(Source records)
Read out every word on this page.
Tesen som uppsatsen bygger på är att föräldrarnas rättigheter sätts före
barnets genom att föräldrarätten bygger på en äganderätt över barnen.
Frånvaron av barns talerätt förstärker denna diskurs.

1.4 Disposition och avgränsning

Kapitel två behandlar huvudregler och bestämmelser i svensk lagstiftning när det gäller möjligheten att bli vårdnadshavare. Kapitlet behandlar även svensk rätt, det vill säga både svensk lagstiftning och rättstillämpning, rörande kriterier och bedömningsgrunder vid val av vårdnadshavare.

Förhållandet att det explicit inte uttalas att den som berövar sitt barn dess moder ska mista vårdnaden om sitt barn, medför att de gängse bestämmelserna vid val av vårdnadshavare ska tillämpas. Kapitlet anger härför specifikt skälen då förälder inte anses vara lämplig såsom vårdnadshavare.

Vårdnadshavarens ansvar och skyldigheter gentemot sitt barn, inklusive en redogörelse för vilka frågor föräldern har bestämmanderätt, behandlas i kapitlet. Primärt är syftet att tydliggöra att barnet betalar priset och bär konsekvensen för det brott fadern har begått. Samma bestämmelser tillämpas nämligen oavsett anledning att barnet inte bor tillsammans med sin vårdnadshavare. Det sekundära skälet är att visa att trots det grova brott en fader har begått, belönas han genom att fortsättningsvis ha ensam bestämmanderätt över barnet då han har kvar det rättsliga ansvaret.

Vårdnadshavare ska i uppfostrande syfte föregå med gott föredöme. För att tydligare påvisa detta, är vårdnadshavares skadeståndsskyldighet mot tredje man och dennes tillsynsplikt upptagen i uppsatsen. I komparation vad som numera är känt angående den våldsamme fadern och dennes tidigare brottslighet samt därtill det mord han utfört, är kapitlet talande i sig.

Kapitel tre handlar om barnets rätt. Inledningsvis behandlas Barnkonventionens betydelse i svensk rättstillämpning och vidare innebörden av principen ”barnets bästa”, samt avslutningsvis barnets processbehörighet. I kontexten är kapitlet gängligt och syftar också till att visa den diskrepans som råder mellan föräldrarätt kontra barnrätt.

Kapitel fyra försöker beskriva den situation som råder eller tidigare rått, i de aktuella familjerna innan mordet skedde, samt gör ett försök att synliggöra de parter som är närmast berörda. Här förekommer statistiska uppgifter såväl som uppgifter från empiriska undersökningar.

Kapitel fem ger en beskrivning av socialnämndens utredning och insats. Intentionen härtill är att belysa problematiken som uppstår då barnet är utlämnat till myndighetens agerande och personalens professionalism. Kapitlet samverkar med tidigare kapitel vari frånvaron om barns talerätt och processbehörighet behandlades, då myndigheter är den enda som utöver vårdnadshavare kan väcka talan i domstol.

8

[ACTIVITY]: Reproduce every line in the records above that contains the word "talerätt".

[RESULT OF THE TASK]:
Frånvaron av barns talerätt förstärker denna diskurs.
Kapitel fem ger en beskrivning av socialnämndens utredning och insats. Intentionen härtill är att belysa problematiken som uppstår då barnet är utlämnat till myndighetens agerande och personalens professionalism. Kapitlet samverkar med tidigare kapitel vari frånvaron om barns talerätt och processbehörighet behandlades, då myndigheter är den enda som utöver vårdnadshavare kan väcka talan i domstol.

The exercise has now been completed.